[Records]
· · ·

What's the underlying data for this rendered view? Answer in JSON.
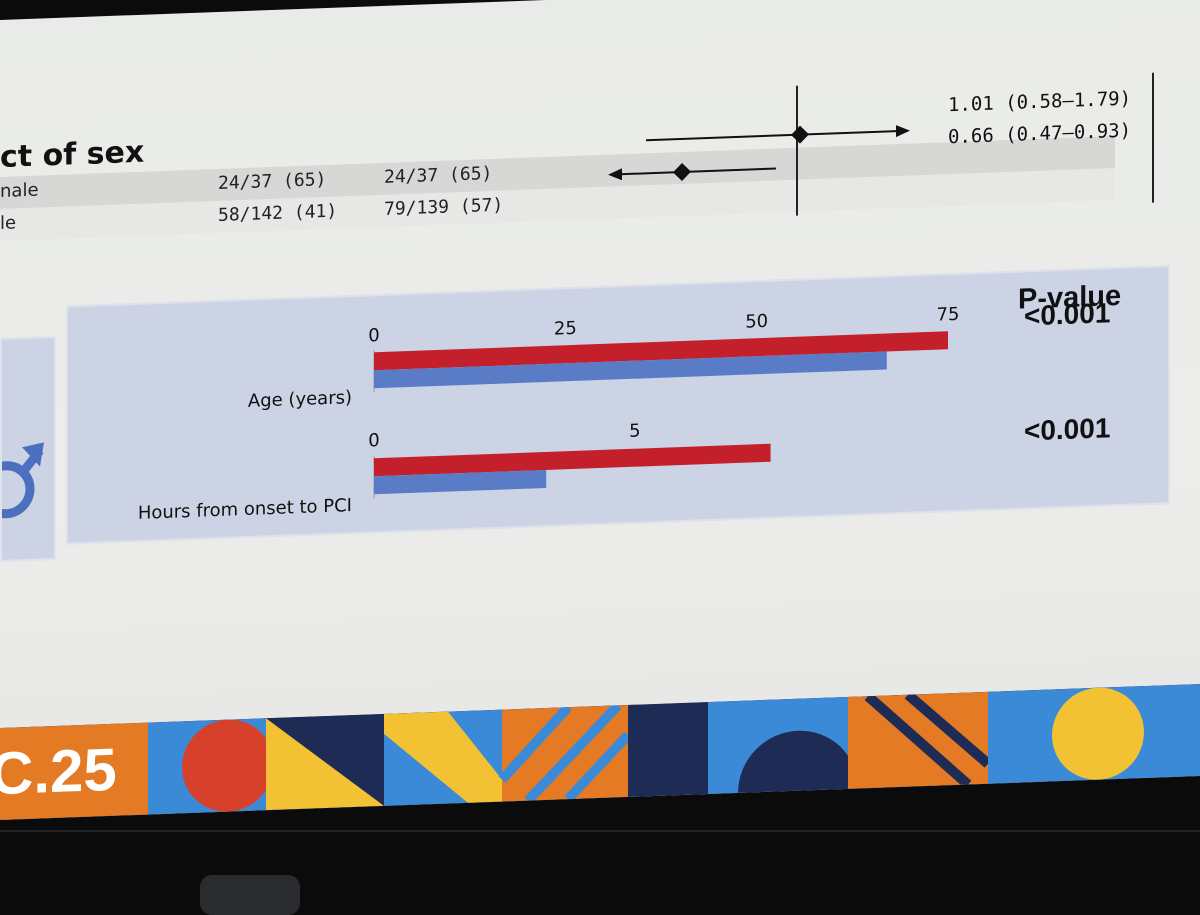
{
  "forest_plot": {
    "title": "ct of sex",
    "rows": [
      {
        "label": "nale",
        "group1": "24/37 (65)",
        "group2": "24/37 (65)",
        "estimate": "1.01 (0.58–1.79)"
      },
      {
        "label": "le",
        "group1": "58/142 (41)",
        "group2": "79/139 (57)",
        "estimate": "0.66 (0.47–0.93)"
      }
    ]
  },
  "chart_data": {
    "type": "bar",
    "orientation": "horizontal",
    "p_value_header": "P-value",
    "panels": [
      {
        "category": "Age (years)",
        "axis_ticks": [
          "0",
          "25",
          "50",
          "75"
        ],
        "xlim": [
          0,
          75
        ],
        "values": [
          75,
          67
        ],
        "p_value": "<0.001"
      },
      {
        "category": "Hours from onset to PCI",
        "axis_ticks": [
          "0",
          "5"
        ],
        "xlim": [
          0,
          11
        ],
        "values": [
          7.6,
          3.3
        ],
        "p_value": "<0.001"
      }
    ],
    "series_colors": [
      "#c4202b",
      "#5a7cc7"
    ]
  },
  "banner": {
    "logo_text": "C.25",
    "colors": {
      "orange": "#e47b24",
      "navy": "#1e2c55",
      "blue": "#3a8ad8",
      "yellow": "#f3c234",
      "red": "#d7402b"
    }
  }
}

· · ·

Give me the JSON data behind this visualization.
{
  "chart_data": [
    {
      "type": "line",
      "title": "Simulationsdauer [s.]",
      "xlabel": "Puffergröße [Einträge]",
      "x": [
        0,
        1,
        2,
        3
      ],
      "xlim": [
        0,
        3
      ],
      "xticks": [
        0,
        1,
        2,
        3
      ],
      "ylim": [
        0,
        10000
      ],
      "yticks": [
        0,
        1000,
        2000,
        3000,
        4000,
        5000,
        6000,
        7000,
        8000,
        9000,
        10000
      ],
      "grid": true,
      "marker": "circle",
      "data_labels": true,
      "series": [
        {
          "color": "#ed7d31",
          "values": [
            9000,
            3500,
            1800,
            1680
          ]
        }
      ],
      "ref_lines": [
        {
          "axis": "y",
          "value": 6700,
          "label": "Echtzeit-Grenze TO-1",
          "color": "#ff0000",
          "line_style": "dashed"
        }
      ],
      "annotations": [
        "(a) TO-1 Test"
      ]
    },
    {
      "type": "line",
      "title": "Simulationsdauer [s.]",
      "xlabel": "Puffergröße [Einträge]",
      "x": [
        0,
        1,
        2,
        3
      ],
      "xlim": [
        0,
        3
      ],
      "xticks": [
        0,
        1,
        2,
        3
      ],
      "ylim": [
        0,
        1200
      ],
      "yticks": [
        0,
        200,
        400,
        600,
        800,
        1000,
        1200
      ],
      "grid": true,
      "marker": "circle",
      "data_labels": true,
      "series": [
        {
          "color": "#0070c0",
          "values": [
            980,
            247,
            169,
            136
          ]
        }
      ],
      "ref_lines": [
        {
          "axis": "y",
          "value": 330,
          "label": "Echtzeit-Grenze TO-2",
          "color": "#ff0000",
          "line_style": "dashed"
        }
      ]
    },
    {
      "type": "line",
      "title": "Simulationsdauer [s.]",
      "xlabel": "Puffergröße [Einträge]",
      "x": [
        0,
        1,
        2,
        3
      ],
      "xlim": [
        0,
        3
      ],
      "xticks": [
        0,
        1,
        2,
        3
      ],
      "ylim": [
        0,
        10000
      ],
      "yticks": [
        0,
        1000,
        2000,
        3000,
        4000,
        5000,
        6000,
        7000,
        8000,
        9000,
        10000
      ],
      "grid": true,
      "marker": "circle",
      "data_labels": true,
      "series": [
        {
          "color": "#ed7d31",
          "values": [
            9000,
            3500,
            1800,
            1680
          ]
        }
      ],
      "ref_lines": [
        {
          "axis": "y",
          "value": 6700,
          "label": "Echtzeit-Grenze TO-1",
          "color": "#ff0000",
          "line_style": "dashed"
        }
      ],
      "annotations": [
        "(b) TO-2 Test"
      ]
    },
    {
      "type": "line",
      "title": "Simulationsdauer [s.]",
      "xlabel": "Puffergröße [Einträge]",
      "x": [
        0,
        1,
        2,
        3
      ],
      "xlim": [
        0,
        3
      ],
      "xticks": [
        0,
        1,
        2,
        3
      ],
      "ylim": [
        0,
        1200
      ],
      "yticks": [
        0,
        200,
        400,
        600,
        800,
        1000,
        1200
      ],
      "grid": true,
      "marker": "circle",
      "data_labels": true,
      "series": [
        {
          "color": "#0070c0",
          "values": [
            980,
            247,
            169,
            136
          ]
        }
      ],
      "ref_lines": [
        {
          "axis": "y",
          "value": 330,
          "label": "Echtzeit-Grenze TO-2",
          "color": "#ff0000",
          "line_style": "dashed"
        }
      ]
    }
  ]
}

· · ·

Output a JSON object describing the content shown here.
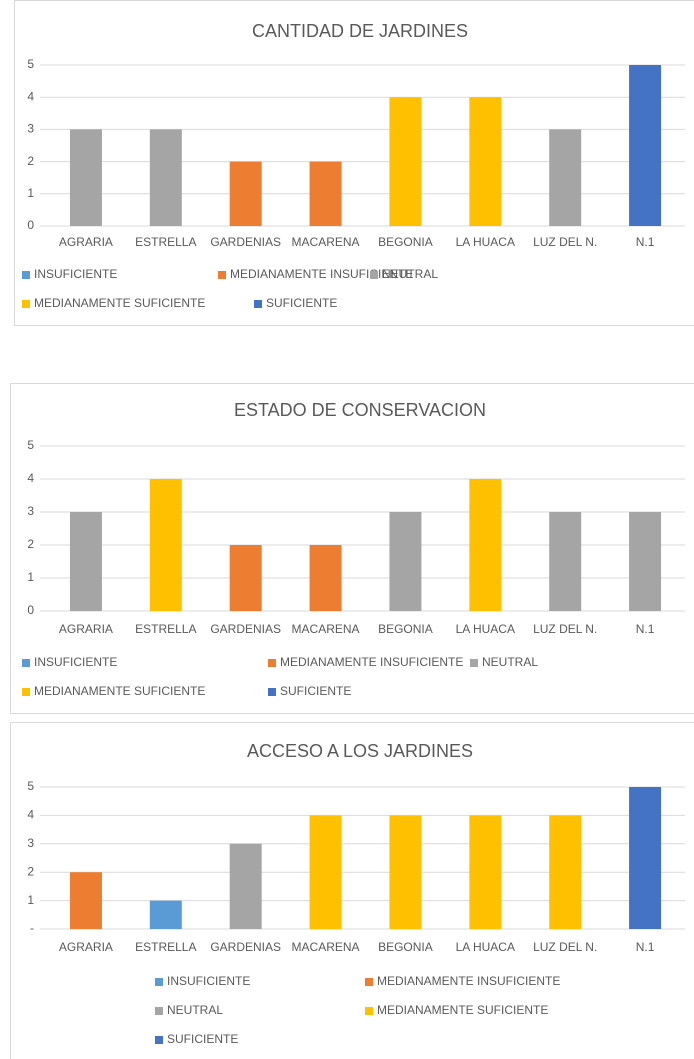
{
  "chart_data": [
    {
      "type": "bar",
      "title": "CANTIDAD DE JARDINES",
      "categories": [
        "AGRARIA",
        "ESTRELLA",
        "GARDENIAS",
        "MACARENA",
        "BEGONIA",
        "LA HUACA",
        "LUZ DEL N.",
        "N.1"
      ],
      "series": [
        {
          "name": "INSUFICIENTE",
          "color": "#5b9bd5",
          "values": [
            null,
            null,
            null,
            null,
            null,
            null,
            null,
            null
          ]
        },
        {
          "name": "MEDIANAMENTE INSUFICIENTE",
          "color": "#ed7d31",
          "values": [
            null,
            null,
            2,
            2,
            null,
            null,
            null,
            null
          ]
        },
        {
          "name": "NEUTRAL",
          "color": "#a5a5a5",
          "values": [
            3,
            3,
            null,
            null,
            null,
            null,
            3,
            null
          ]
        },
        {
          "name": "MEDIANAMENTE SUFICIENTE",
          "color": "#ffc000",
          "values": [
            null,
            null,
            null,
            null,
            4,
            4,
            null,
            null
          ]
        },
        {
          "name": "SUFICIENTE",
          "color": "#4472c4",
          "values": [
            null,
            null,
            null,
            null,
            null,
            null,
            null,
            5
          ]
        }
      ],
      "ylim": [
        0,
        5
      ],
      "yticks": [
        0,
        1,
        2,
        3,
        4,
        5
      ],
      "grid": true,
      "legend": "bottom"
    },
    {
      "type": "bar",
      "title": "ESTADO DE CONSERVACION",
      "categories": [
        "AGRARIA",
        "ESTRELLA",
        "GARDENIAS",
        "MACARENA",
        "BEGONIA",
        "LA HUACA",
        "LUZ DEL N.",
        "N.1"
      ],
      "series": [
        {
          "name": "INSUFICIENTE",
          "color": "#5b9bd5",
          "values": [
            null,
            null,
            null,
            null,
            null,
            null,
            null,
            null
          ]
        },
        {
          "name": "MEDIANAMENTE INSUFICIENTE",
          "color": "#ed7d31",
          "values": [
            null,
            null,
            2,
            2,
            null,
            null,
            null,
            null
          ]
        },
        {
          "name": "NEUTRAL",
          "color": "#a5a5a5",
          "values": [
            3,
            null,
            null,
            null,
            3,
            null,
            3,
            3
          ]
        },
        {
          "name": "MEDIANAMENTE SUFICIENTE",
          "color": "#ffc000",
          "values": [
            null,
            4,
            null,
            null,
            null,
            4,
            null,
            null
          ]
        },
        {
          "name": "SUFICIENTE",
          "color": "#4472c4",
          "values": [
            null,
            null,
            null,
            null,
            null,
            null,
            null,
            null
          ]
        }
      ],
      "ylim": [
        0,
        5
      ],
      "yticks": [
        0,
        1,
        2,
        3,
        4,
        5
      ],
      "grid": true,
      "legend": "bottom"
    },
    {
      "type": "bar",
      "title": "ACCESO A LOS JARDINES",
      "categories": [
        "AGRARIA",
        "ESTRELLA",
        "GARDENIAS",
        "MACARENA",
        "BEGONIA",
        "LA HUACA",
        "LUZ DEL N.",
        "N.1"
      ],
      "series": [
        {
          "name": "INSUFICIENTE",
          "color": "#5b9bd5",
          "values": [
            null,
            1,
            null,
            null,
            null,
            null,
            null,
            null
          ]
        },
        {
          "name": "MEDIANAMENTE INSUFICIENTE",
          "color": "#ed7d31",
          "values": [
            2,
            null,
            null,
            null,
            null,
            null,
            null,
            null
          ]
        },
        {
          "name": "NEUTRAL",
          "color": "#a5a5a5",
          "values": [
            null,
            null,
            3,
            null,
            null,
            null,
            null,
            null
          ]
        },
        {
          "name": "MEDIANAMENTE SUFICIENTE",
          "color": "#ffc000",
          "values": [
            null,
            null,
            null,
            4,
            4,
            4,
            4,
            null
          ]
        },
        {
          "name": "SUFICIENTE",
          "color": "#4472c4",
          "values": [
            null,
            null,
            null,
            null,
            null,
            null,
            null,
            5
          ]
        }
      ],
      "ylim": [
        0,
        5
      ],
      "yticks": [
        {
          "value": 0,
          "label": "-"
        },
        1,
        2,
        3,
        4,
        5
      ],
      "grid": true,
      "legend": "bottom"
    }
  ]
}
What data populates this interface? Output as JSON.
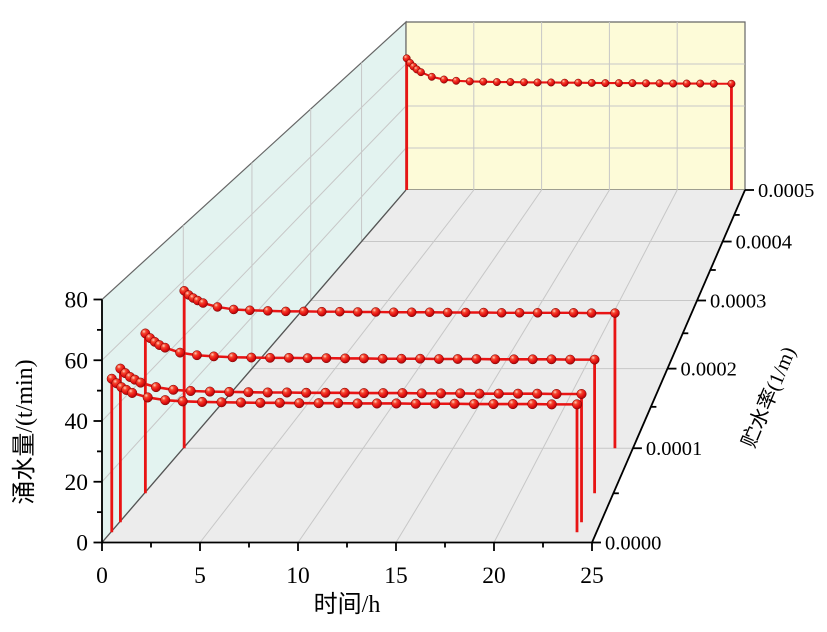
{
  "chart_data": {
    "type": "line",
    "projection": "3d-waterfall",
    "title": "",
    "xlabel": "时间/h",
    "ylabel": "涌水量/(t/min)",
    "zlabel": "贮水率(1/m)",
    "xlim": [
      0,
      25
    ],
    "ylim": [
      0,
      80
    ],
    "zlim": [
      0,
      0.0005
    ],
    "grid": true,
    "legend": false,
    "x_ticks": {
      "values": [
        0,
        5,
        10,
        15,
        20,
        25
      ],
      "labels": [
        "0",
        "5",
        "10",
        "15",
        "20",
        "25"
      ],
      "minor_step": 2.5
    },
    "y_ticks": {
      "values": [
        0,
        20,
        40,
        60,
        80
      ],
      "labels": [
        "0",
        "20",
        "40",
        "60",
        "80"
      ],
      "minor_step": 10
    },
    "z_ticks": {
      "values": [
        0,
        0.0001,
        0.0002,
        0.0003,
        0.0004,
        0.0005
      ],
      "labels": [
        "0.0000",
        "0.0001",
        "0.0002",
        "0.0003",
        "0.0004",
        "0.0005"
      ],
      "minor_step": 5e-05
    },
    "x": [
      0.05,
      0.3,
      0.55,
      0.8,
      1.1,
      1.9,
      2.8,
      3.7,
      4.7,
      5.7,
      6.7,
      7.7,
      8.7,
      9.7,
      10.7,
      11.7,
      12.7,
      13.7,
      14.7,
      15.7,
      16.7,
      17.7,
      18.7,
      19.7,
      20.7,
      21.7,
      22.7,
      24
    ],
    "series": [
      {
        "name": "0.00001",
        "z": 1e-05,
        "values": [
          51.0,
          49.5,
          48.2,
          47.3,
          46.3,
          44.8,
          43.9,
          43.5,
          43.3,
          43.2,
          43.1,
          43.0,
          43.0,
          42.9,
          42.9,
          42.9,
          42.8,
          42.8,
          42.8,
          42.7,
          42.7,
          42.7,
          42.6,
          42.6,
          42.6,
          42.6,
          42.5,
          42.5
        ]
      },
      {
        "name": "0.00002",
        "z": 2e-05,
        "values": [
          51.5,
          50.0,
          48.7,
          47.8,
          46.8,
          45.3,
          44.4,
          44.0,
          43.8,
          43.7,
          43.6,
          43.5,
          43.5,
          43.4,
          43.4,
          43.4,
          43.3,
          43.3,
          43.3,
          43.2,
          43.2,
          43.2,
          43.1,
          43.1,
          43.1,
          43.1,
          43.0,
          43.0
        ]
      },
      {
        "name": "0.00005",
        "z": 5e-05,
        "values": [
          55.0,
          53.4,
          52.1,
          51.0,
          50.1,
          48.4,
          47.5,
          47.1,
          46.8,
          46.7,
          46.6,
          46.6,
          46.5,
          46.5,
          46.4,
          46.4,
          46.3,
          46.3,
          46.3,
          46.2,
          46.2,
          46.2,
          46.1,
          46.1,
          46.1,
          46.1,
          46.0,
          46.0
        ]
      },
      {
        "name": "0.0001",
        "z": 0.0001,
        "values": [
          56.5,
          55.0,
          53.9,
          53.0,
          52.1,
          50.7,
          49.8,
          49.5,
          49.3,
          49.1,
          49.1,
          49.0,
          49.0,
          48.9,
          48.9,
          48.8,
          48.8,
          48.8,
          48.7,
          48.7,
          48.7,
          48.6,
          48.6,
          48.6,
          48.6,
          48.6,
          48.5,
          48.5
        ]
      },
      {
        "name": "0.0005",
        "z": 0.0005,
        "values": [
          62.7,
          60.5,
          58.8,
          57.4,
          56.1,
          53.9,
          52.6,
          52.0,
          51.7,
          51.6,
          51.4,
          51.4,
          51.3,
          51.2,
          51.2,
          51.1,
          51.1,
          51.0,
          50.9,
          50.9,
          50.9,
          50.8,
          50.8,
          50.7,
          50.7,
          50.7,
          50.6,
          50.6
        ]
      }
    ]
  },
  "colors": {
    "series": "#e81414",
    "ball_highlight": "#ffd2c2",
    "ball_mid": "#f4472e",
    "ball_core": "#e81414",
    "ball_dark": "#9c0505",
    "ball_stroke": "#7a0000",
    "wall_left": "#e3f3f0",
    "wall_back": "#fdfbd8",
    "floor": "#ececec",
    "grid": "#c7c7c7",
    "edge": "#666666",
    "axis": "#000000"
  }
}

· · ·

■ **Directive**: Return all lines of the material above in which the word "category" occurs.

■ **Solution to this problem**:
        "category": "Age (years)",
        "category": "Hours from onset to PCI",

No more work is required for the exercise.